> What you need to do
Revise the records from their first line through the line containing "x-axis-label: TIEMPO (Días) [500,407,610,424]", replacing "x-tick-label" with "x-axis-tick" throughout and keeping everything else the same.

-- Begin Information supplied --

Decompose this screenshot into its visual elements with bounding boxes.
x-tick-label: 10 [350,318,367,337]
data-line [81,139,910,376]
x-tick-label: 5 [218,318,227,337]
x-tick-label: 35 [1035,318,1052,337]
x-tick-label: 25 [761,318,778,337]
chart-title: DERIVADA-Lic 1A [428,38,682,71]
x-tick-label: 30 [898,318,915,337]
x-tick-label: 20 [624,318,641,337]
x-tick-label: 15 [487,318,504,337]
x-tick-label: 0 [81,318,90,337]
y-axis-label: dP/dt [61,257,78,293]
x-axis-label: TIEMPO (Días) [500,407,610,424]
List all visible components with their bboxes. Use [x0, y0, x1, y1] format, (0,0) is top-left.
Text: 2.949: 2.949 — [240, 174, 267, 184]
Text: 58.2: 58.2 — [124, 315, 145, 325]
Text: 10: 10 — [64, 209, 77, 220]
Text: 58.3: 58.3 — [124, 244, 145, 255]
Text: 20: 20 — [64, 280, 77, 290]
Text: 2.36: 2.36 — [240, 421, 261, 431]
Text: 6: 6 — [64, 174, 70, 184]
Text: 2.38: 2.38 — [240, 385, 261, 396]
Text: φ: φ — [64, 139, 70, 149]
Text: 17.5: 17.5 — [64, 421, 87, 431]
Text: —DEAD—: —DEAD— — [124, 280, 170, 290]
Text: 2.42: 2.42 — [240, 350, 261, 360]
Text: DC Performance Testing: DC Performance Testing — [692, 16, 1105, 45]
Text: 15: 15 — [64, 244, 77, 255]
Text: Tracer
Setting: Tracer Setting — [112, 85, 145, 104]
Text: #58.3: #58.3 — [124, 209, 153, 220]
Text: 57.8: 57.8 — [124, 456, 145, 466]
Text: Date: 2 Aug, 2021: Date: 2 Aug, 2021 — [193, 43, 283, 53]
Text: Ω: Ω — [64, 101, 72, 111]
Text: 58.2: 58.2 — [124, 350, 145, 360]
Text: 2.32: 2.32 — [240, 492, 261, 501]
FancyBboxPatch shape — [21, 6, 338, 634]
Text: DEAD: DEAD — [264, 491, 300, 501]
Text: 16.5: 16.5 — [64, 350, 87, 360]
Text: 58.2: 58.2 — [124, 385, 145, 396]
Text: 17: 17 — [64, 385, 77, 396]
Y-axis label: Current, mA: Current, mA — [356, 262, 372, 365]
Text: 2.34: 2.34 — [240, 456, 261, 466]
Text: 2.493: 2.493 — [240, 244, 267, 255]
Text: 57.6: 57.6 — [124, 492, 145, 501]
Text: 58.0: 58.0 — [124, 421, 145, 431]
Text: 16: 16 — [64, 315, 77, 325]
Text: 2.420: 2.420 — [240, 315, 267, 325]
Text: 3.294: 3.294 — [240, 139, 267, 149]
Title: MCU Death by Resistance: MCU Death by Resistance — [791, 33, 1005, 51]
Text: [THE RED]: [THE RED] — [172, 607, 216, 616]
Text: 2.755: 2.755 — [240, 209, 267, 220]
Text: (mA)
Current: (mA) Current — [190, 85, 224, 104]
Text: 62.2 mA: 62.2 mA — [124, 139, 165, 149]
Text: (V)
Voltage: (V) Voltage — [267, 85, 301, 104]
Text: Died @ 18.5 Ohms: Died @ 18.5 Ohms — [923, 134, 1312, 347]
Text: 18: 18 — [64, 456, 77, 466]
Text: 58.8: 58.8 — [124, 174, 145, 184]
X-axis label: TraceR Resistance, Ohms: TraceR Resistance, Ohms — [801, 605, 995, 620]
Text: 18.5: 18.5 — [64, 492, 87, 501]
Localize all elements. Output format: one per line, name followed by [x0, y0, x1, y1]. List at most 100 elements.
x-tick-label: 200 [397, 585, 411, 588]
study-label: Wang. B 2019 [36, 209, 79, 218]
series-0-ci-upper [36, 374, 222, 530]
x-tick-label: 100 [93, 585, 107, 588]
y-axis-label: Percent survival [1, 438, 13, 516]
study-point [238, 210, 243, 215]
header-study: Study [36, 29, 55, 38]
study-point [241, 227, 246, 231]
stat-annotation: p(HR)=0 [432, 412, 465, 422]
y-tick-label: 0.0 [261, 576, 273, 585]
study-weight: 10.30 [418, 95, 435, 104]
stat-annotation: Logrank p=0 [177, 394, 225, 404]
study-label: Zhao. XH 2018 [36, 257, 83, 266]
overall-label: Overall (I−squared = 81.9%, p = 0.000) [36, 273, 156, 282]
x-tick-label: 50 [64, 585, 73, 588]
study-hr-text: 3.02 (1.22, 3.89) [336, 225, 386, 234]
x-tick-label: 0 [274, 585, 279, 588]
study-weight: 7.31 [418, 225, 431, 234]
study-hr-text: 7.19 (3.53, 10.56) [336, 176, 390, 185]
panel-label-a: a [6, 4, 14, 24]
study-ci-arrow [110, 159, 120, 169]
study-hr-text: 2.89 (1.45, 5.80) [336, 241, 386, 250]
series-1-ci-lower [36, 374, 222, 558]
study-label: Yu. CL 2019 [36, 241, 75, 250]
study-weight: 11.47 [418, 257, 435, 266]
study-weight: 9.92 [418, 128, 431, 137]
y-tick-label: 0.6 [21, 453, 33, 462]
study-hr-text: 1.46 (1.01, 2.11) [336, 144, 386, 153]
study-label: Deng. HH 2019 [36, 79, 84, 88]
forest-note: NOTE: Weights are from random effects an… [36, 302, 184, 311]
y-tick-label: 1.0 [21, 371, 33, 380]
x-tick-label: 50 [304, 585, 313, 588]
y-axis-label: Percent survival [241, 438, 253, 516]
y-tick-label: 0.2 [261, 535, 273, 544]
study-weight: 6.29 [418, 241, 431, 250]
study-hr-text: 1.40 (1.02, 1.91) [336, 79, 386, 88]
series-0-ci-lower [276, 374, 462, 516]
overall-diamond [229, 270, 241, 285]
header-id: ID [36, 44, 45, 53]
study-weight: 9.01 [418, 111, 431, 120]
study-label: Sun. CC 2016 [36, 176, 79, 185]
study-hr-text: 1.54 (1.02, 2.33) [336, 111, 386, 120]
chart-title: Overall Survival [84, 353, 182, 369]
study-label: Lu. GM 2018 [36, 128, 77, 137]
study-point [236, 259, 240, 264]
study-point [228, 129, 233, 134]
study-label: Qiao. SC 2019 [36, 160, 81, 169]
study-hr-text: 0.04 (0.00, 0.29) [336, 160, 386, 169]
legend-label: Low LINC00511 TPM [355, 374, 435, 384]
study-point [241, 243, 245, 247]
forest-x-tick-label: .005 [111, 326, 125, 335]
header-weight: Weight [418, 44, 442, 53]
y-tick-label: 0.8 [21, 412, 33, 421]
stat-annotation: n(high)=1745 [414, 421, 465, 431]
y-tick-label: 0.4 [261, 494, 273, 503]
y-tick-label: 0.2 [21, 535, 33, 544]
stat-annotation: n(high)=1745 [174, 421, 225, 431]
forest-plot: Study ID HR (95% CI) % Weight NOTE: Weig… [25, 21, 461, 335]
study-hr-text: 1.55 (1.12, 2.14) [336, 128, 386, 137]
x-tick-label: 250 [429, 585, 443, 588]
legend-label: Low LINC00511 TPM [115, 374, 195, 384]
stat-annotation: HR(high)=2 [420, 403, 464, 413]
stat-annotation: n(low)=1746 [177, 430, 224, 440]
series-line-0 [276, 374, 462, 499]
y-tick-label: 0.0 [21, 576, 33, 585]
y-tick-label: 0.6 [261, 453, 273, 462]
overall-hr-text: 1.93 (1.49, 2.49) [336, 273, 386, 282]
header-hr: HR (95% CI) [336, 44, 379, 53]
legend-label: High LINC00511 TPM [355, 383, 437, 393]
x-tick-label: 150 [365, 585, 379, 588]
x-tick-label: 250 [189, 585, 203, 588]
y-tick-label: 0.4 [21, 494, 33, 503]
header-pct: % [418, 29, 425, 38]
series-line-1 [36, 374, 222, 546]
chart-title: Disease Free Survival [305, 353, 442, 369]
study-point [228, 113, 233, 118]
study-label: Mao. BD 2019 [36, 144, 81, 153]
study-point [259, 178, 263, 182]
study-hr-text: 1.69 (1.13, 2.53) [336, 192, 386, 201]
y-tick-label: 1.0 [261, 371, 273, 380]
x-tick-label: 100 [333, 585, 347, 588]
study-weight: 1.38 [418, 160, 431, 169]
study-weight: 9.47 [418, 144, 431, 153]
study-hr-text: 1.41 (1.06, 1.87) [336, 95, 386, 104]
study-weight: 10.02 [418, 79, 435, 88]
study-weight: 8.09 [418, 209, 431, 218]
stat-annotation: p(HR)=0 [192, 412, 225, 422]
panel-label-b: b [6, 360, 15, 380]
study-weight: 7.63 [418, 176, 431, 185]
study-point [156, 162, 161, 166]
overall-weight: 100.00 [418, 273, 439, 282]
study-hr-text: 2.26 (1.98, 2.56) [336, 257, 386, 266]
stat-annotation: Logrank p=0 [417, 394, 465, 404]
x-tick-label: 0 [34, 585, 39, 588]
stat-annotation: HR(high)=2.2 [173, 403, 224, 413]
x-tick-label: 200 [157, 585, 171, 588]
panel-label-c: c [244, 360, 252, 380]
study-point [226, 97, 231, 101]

-- End Information supplied --

> Complete response
Decompose this screenshot into its visual elements with bounding boxes.
x-axis-tick: 10 [350,318,367,337]
data-line [81,139,910,376]
x-axis-tick: 5 [218,318,227,337]
x-axis-tick: 35 [1035,318,1052,337]
x-axis-tick: 25 [761,318,778,337]
chart-title: DERIVADA-Lic 1A [428,38,682,71]
x-axis-tick: 30 [898,318,915,337]
x-axis-tick: 20 [624,318,641,337]
x-axis-tick: 15 [487,318,504,337]
x-axis-tick: 0 [81,318,90,337]
y-axis-label: dP/dt [61,257,78,293]
x-axis-label: TIEMPO (Días) [500,407,610,424]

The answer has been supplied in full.